▶ _THE RECORDS_:

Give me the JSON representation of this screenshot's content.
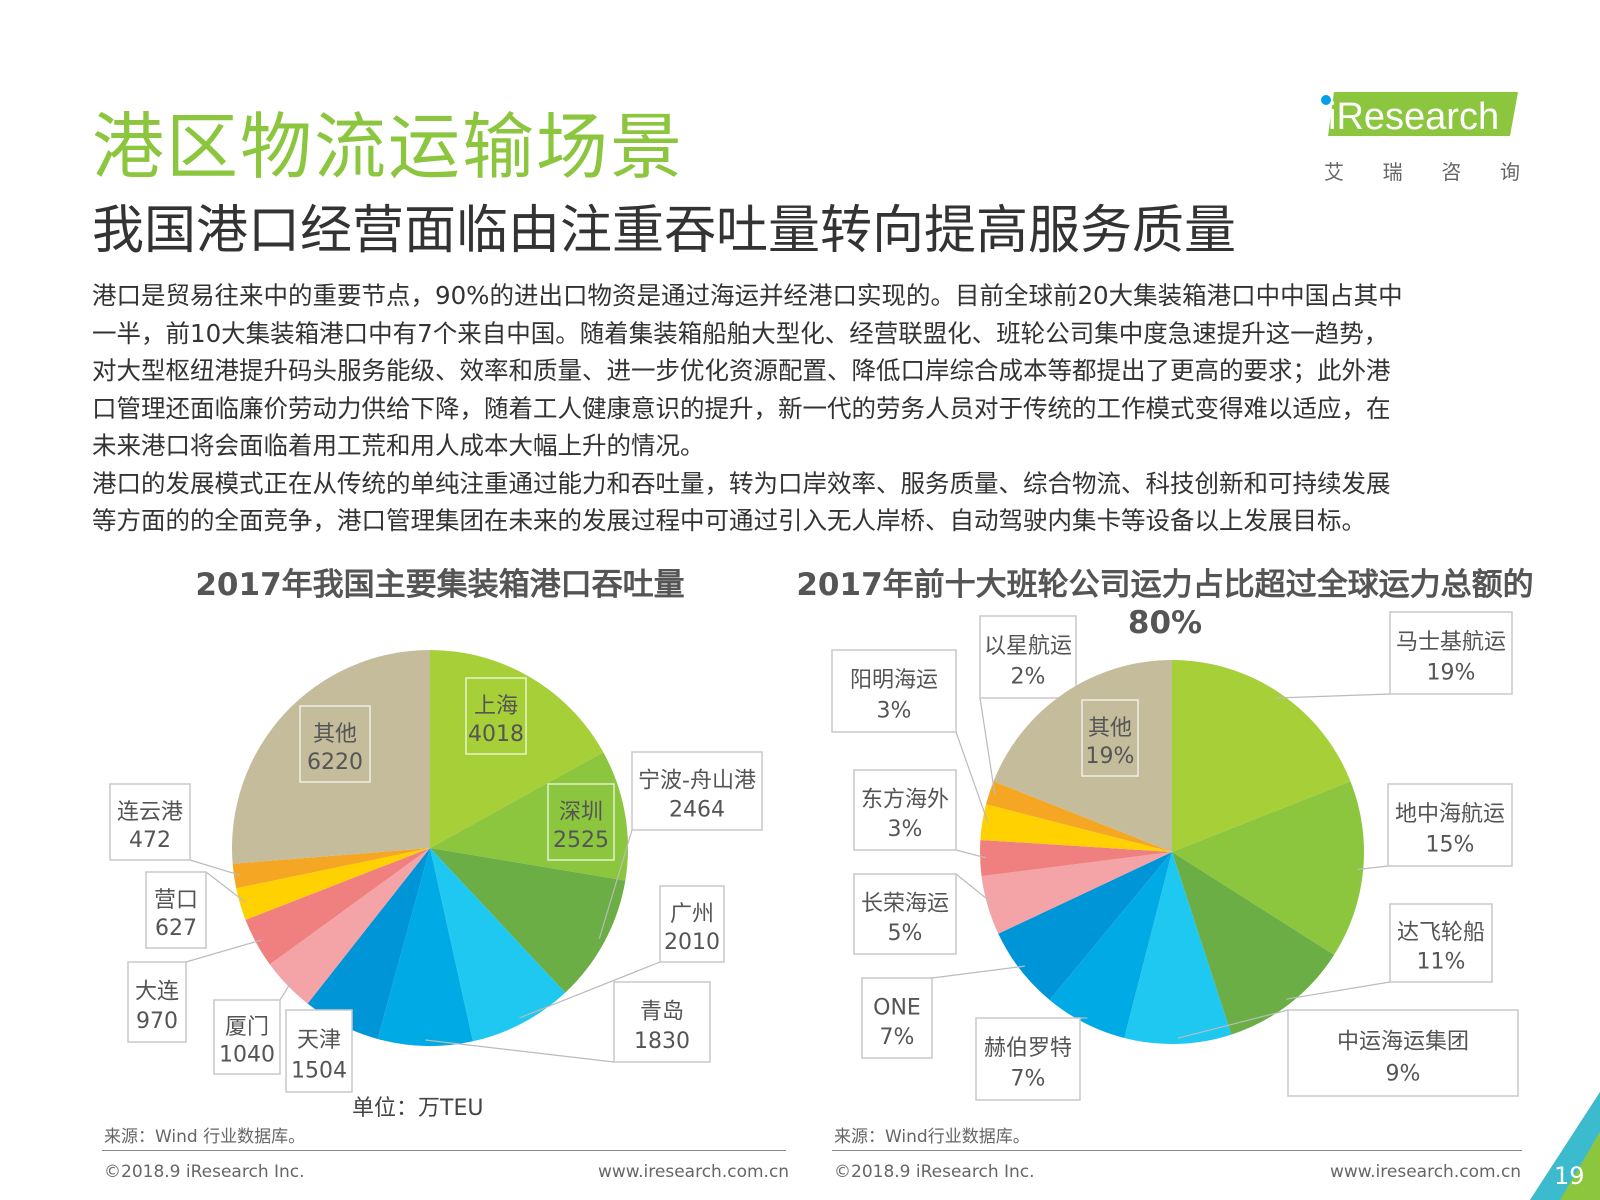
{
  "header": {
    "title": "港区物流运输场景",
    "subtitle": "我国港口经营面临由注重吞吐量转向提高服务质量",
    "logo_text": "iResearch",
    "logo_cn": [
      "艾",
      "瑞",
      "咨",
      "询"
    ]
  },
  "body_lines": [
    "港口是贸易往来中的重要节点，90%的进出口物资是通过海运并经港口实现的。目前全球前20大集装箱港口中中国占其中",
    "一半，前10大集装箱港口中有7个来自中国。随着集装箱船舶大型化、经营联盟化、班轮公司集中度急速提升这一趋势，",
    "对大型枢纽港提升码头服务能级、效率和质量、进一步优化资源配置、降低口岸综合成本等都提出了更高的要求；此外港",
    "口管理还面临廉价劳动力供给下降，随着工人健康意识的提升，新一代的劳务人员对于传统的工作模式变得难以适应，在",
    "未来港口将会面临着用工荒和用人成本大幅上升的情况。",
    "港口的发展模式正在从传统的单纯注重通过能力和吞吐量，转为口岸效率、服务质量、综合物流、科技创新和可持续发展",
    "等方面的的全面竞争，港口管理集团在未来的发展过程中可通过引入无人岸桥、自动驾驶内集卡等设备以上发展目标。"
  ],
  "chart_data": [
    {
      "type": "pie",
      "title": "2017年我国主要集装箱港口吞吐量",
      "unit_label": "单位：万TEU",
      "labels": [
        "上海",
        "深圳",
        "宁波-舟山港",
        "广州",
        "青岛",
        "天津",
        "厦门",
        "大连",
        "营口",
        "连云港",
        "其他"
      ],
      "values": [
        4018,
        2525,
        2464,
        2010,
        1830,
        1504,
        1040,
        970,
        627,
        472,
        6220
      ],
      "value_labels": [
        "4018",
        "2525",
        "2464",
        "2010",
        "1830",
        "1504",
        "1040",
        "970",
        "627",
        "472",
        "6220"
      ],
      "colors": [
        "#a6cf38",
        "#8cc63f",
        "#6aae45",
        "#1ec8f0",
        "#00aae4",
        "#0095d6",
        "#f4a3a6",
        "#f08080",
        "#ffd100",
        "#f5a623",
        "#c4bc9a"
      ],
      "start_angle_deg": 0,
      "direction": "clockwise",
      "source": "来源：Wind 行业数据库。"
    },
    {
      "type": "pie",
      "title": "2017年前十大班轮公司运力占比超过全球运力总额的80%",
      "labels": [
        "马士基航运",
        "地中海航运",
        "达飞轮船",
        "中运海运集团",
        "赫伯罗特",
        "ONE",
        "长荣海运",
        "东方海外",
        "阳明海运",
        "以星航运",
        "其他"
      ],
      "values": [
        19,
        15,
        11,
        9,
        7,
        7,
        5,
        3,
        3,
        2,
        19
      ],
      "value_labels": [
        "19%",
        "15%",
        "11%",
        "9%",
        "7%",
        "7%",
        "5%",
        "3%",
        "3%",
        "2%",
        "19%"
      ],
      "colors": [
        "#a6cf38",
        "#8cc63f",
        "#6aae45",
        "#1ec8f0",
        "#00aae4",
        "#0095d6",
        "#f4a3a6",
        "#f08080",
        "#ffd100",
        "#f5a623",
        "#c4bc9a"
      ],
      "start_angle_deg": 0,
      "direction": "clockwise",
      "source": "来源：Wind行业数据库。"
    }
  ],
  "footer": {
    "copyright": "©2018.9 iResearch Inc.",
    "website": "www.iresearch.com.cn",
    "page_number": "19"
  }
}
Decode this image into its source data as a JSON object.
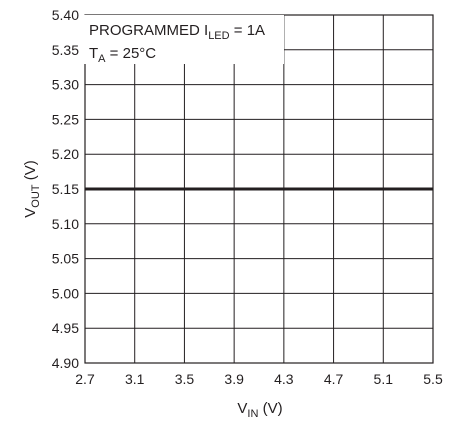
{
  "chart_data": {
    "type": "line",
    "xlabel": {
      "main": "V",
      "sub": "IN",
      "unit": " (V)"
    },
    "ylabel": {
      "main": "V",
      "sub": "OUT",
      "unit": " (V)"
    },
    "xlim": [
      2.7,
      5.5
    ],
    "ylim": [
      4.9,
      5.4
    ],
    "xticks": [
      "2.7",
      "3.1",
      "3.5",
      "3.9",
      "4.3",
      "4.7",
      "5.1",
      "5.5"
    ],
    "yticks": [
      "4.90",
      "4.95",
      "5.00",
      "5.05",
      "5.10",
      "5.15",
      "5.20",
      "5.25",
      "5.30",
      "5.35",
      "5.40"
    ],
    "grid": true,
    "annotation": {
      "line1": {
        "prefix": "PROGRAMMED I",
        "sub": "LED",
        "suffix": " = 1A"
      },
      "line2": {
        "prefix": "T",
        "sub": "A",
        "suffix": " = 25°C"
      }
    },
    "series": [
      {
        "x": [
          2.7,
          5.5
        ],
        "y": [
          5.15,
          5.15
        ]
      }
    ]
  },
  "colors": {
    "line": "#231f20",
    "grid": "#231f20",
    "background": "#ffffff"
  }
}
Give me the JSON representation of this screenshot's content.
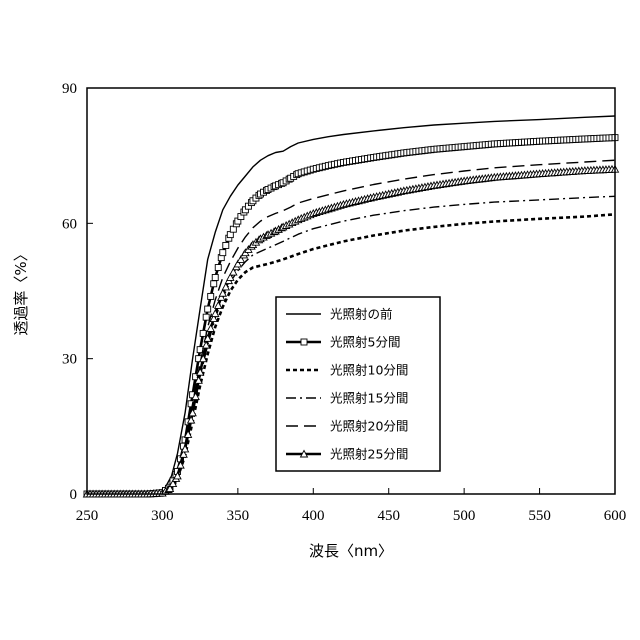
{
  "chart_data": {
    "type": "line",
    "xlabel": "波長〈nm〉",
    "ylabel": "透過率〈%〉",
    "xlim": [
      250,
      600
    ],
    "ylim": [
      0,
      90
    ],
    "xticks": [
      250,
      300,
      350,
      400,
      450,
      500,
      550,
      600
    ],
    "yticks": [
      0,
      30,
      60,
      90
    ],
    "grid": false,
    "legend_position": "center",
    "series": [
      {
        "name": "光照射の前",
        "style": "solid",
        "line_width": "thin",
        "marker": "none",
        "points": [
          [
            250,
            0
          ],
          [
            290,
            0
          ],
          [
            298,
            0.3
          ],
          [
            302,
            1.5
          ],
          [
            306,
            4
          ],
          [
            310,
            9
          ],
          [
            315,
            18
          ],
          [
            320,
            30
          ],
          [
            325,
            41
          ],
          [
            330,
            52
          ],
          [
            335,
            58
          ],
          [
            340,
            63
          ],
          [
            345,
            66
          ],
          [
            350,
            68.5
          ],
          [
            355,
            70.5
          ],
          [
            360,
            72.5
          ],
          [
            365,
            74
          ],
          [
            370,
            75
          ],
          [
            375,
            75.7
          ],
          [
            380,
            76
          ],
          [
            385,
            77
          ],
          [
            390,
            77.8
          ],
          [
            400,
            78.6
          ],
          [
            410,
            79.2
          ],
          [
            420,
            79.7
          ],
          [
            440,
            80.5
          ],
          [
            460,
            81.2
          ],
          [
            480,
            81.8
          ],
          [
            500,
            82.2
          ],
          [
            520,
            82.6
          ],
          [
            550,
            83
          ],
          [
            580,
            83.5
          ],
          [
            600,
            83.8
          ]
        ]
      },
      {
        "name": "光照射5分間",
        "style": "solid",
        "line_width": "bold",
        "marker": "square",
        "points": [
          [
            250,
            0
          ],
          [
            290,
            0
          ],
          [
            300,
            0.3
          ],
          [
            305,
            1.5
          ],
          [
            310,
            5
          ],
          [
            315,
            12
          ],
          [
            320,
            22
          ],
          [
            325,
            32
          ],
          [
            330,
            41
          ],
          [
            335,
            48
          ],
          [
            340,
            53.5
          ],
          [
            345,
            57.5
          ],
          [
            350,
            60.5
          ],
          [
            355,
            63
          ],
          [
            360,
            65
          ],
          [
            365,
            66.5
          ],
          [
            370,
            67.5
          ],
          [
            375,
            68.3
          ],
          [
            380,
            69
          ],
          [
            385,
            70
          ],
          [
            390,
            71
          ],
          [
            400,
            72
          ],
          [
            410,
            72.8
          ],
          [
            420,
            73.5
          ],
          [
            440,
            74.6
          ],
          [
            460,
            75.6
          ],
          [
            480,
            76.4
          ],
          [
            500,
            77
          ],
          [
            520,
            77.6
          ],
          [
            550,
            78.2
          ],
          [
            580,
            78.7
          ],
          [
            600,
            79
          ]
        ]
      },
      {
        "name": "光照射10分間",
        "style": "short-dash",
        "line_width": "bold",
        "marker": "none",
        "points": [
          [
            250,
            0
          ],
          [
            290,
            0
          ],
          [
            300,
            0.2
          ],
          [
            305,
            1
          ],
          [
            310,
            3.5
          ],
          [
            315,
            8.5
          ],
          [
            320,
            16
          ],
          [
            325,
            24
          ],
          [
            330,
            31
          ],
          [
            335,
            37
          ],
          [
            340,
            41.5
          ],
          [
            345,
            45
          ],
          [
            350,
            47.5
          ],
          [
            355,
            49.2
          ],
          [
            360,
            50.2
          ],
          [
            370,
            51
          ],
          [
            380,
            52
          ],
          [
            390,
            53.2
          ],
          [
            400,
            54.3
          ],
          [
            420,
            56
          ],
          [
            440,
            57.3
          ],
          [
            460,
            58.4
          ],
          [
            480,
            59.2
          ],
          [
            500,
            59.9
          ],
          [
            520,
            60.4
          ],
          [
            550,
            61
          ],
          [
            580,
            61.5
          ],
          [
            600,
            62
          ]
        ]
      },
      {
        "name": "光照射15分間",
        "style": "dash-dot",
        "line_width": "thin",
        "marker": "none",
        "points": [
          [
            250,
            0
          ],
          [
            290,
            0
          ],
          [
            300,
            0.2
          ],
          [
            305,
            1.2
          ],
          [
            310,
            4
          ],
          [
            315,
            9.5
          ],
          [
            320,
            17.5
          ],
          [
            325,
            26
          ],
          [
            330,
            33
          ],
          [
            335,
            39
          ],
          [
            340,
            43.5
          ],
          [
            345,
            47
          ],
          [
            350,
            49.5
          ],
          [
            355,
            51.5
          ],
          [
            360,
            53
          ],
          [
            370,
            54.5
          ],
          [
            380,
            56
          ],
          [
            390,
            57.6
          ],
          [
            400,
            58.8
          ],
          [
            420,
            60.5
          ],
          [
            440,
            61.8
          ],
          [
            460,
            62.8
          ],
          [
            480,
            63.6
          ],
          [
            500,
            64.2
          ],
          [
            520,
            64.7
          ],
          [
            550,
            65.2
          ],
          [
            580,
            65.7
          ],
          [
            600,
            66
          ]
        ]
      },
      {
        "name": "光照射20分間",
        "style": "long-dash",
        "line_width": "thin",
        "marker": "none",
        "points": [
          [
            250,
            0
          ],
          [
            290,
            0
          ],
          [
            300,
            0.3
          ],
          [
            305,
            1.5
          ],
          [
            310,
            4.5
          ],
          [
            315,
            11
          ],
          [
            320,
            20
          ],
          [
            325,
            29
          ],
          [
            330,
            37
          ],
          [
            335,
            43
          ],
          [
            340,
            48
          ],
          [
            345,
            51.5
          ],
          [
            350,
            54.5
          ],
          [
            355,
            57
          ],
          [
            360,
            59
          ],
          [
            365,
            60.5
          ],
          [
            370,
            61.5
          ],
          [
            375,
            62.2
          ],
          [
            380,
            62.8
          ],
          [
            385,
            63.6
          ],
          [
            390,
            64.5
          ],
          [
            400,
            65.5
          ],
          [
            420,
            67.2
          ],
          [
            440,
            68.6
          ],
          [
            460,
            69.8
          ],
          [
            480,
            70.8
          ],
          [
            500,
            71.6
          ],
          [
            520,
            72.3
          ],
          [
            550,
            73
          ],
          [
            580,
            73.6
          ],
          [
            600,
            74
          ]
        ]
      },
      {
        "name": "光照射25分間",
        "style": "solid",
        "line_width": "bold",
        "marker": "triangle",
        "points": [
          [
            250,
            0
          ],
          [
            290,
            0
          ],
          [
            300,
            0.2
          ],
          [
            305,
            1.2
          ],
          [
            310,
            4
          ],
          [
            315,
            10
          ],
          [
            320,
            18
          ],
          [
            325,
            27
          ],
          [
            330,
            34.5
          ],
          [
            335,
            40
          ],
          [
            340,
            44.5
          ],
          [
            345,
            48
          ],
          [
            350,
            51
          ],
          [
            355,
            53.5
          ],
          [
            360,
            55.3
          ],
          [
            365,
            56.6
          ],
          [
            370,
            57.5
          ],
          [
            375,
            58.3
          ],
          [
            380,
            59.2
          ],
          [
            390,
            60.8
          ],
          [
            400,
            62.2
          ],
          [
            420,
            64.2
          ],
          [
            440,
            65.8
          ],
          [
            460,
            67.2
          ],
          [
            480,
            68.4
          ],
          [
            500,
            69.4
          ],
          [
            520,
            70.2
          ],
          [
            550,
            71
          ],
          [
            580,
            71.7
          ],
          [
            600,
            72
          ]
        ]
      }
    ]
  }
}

▶ _TASK STATEMENT_:
Gather each line in the entries above where the string "source" is found.

▶ _RESULT FOR THIS EXERCISE_:
      "source": "来源：Wind 行业数据库。"
      "source": "来源：Wind行业数据库。"
Decode this image into its source data as a JSON object.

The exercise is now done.